■ REQUIREMENT
Locate every line in the records below that holds the word "professional" and return each one.

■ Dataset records
____

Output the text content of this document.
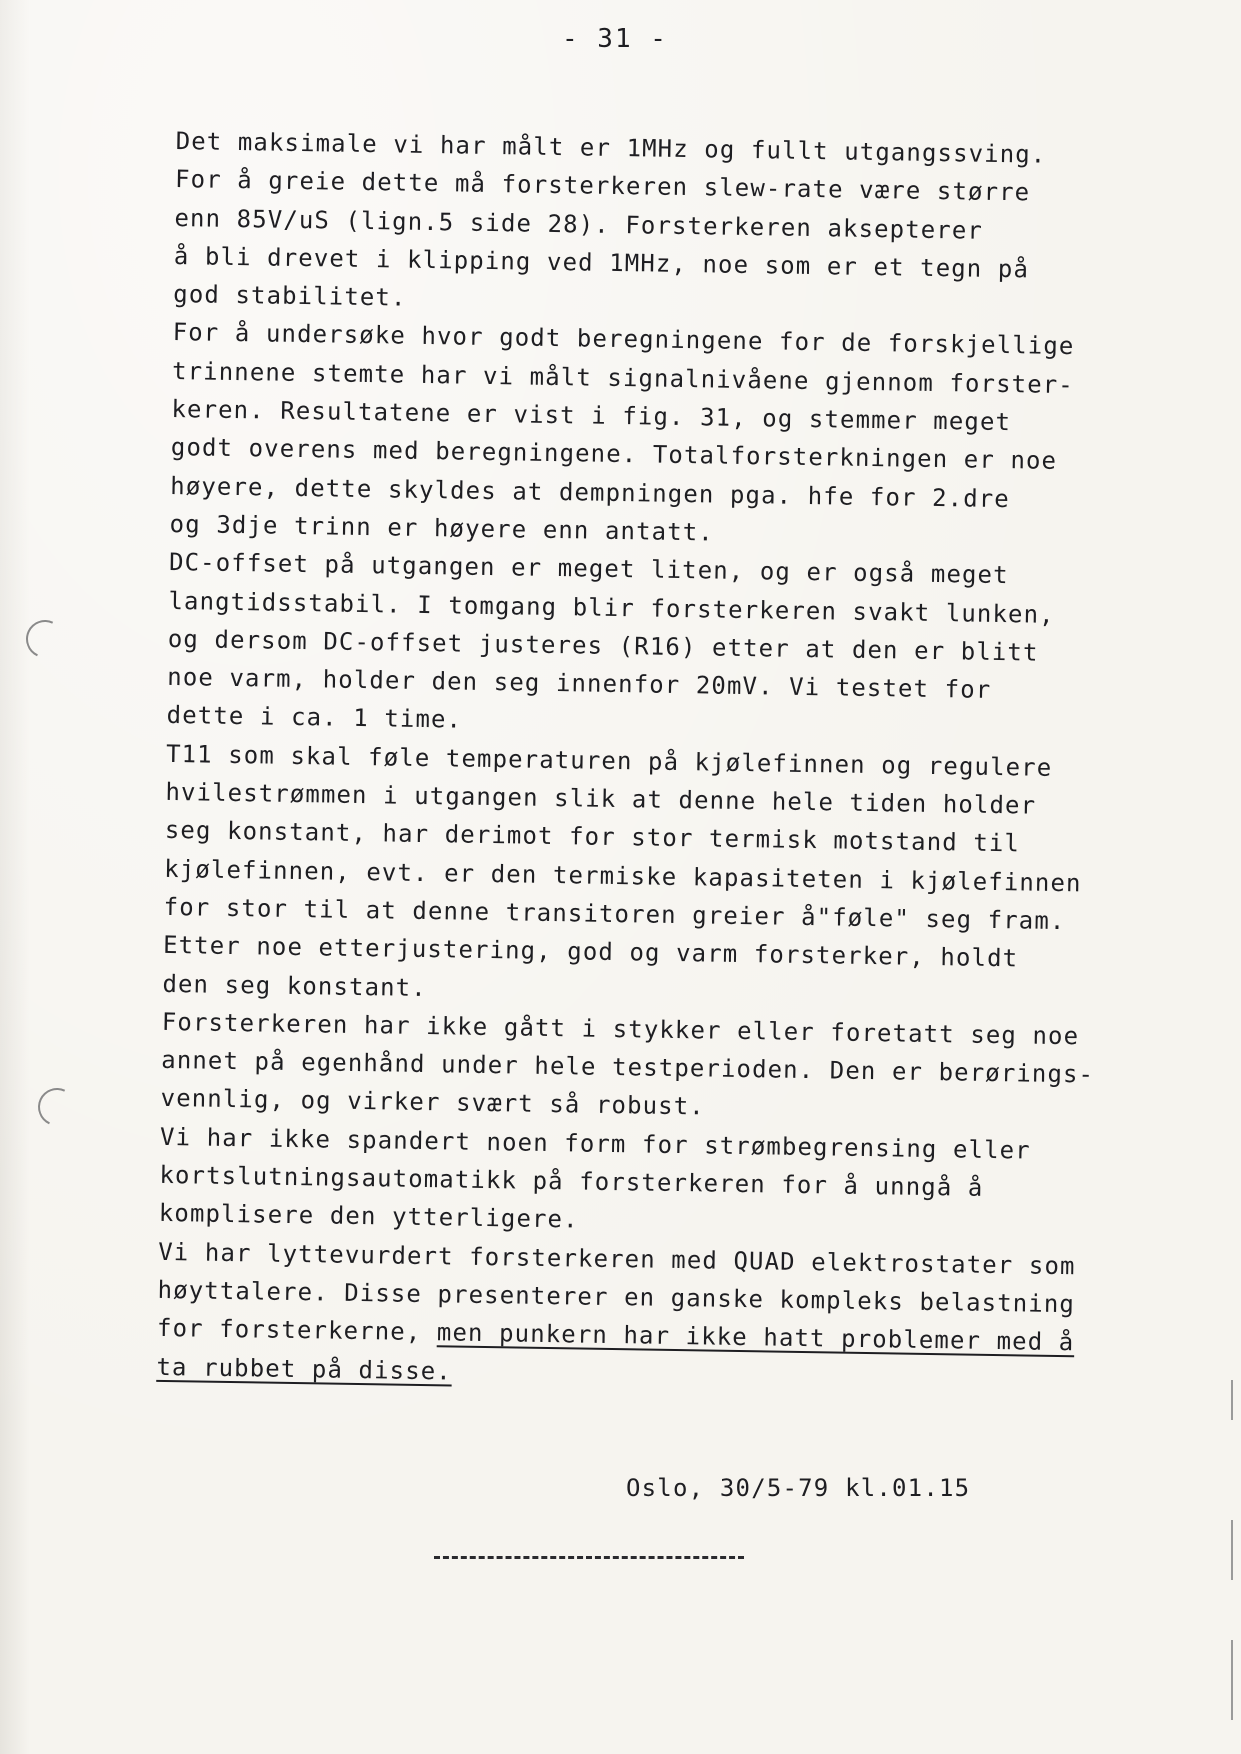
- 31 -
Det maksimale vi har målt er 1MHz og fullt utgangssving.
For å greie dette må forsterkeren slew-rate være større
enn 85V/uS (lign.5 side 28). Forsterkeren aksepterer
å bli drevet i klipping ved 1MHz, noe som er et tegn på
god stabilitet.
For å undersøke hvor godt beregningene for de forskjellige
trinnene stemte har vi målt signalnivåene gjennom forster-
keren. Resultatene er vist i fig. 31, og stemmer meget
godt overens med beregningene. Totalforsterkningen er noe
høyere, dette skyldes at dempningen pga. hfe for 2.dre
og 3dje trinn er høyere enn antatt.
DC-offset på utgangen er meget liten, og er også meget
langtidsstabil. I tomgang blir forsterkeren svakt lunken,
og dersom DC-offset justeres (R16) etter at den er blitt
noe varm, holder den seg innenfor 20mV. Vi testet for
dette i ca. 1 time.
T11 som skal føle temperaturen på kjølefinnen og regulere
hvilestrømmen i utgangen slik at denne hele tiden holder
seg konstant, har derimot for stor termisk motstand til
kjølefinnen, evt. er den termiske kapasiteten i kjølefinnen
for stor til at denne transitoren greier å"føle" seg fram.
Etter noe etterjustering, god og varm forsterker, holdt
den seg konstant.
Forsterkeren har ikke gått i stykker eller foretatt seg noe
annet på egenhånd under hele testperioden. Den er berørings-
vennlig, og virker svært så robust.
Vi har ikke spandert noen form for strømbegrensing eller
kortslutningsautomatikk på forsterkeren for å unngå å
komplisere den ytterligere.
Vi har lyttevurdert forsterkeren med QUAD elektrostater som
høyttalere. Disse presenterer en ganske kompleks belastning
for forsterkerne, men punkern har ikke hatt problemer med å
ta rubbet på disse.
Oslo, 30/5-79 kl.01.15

____

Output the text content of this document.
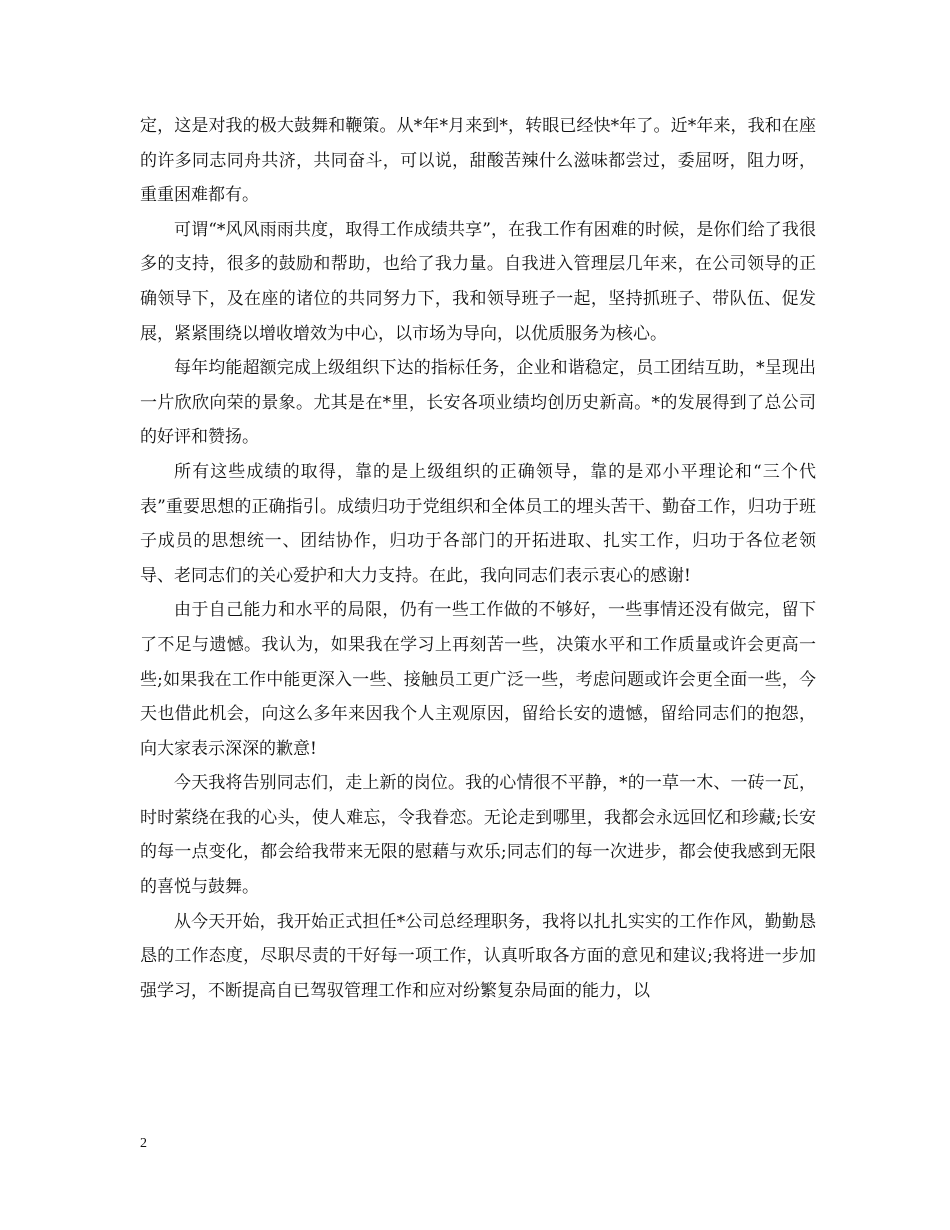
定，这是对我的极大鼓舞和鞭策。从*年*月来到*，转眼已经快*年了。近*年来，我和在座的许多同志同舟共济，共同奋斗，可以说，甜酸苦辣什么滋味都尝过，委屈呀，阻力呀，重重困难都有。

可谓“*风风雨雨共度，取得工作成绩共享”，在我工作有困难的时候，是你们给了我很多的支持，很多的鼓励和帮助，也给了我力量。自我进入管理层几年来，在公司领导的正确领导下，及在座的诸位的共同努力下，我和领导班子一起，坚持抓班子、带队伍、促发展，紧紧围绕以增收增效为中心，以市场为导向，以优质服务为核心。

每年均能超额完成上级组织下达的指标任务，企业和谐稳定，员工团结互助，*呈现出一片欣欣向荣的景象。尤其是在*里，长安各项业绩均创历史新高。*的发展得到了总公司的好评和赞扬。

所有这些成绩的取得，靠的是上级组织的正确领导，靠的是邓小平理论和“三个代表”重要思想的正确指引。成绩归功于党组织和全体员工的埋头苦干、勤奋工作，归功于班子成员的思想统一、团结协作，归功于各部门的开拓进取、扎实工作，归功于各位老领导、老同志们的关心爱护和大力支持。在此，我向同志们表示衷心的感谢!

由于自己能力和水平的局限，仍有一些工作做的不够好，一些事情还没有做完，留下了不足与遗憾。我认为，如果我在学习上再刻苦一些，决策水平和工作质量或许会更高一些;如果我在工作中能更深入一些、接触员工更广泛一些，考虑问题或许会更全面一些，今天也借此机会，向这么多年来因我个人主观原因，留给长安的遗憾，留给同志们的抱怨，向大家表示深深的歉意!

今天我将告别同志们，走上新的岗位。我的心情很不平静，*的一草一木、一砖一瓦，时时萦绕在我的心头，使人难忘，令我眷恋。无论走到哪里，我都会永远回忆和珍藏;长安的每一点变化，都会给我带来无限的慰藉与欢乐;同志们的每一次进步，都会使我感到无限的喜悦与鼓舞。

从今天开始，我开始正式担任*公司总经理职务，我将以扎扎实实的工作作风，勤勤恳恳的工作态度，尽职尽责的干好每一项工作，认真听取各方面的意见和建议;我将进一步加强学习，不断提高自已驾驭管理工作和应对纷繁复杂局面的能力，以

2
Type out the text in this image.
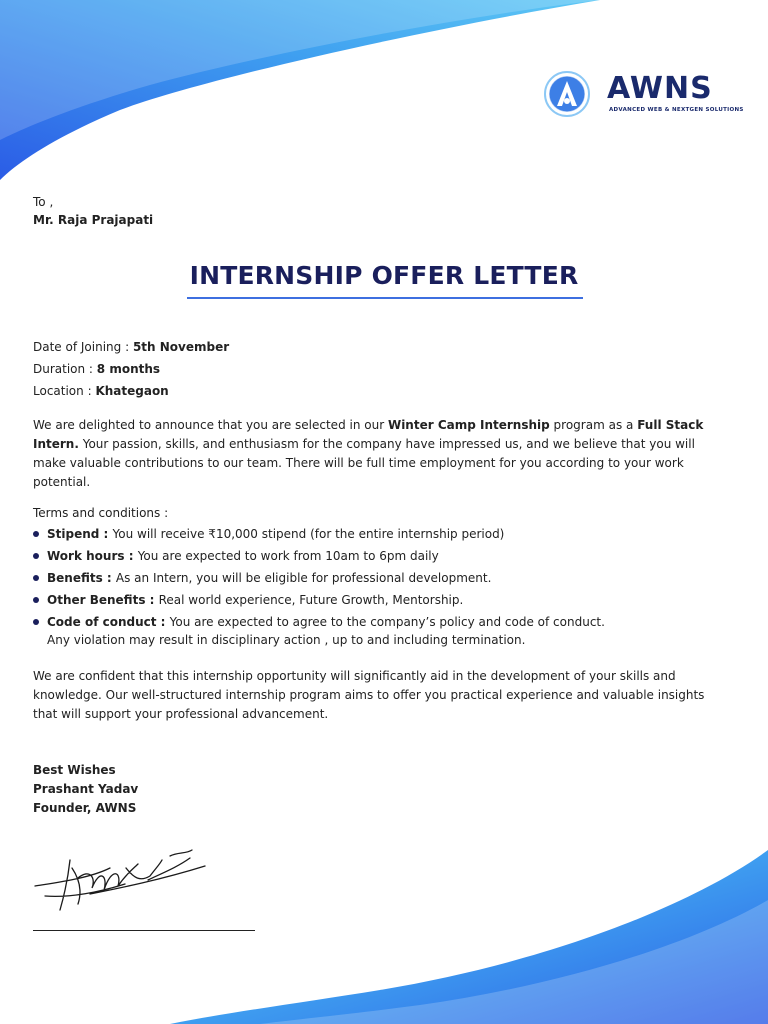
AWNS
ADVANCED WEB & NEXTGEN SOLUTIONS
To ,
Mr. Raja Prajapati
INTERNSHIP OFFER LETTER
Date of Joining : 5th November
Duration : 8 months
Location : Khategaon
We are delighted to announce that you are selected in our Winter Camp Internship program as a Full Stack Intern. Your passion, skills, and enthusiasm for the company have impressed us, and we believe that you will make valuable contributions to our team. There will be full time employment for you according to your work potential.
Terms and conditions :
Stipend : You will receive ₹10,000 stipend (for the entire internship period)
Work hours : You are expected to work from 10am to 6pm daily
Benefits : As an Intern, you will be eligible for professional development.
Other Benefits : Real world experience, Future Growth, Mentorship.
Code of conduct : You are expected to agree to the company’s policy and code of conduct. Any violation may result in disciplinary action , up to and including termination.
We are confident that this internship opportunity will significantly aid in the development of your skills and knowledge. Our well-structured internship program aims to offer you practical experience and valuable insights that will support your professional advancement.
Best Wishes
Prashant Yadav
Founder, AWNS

____

■ RESPONSE FOR THIS EXERCISE
Benefits : As an Intern, you will be eligible for professional development.
We are confident that this internship opportunity will significantly aid in the development of your skills and knowledge. Our well-structured internship program aims to offer you practical experience and valuable insights that will support your professional advancement.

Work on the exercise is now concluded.